▶ [Work required]
Look through the data below and say how many of its lines contain "JSON", adding nothing else.
-- start Data for the task --
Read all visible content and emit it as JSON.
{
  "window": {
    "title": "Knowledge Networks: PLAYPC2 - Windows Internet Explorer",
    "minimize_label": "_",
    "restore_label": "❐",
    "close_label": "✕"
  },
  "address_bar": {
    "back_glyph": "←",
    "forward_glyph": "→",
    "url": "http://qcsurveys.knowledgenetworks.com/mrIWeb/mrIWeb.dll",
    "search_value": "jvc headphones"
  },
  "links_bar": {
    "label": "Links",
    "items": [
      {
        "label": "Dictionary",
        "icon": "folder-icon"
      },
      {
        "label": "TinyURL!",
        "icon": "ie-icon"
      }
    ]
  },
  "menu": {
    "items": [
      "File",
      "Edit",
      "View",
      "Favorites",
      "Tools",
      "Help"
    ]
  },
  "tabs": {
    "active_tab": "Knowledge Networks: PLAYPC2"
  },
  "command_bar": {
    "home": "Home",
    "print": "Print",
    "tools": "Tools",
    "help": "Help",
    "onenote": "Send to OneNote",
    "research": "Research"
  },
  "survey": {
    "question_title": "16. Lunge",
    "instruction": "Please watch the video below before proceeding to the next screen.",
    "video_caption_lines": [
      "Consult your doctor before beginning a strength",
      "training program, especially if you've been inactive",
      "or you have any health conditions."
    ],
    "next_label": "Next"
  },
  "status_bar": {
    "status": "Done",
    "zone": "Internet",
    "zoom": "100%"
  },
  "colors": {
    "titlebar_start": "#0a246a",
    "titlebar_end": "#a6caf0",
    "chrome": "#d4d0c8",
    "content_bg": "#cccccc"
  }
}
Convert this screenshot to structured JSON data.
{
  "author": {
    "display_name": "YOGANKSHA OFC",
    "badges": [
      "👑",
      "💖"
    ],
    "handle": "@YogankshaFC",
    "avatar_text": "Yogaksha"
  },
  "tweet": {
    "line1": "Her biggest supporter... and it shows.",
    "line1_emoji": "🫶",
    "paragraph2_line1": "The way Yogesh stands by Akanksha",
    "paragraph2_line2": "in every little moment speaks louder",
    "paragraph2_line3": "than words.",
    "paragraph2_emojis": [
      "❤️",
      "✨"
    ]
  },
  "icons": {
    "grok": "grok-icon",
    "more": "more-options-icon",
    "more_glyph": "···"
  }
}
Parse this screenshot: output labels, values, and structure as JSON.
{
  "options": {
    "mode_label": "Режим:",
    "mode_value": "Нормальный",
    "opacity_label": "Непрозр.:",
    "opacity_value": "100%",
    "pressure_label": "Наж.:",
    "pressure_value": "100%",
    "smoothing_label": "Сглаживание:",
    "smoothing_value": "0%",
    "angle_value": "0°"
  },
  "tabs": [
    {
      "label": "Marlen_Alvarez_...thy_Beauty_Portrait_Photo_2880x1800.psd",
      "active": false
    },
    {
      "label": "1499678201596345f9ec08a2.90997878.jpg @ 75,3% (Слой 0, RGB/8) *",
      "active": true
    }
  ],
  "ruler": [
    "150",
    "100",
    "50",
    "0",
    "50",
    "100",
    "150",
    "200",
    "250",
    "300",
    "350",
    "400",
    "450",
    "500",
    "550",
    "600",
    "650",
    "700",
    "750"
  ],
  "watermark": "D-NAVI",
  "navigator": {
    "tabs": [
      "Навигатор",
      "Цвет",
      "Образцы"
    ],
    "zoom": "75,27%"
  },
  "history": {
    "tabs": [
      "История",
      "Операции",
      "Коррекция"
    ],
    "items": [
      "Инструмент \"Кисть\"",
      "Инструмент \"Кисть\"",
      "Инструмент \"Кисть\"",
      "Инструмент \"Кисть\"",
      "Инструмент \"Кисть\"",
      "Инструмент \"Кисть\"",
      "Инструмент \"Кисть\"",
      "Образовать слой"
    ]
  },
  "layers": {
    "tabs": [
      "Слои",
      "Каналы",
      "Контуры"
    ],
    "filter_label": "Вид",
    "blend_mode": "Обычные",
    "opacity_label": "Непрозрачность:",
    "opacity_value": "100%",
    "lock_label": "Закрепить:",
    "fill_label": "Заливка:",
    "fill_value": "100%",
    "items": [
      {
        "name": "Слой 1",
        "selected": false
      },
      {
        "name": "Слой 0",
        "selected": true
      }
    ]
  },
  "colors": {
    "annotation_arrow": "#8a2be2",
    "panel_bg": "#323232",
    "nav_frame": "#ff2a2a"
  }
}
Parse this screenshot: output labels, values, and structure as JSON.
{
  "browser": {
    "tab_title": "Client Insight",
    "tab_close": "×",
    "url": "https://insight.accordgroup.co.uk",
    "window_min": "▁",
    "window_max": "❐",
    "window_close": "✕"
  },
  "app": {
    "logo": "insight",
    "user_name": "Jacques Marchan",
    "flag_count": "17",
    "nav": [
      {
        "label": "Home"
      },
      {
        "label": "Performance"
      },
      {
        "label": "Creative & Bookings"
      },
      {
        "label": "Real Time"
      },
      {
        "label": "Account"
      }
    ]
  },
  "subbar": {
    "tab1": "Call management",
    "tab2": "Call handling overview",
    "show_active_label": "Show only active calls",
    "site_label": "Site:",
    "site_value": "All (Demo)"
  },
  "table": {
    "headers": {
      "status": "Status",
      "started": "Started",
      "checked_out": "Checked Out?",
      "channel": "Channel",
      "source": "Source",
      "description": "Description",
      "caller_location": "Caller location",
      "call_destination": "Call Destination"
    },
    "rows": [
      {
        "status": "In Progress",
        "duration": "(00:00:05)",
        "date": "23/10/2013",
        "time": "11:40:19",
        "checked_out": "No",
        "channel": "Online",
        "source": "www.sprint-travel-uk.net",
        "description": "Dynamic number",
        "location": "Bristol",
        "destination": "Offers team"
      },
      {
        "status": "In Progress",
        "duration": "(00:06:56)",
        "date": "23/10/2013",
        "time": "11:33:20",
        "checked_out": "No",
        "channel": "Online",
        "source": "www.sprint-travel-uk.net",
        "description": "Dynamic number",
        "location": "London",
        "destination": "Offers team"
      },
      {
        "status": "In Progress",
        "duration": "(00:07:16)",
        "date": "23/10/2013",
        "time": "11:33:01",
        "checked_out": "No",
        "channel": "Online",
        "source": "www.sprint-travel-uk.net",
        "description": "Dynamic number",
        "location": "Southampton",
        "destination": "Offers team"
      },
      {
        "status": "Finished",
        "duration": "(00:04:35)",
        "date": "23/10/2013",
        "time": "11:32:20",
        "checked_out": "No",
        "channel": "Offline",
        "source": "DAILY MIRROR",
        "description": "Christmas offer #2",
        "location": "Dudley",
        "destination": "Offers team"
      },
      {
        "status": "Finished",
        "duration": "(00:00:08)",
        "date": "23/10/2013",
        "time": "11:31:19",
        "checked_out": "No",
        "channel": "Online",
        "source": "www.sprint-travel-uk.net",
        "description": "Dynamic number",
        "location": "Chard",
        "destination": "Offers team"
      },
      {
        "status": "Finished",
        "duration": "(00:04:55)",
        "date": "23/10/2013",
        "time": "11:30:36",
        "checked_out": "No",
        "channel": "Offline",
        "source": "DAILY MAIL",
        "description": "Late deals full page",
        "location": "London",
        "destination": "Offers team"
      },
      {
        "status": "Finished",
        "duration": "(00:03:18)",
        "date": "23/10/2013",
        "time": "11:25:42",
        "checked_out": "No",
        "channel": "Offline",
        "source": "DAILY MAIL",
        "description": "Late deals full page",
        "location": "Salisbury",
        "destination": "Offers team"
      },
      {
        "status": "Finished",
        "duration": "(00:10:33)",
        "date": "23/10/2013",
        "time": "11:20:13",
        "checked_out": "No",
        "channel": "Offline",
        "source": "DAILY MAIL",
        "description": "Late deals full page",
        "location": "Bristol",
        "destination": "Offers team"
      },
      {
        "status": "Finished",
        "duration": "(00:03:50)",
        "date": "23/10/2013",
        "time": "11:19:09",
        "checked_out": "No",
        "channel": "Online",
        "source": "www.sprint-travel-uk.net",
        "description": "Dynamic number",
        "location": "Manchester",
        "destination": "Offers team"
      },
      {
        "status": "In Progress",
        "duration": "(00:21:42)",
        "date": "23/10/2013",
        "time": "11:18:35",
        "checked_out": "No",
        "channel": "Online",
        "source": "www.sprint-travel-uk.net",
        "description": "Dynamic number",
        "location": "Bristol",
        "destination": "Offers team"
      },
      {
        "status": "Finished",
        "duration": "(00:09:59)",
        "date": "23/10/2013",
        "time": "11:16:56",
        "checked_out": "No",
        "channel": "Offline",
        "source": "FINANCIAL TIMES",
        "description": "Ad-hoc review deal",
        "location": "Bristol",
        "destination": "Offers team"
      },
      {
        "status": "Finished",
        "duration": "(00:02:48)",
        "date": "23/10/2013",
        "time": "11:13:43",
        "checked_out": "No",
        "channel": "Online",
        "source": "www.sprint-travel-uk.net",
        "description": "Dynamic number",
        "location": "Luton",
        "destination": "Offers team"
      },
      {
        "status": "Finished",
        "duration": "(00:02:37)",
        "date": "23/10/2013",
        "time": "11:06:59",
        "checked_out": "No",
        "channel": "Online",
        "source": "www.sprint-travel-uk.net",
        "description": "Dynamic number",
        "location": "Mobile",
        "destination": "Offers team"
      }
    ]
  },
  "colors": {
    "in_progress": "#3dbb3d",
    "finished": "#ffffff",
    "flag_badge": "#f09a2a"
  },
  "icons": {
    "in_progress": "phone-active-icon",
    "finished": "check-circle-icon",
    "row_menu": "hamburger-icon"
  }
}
-- end Data for the task --
▶ [The reply]
4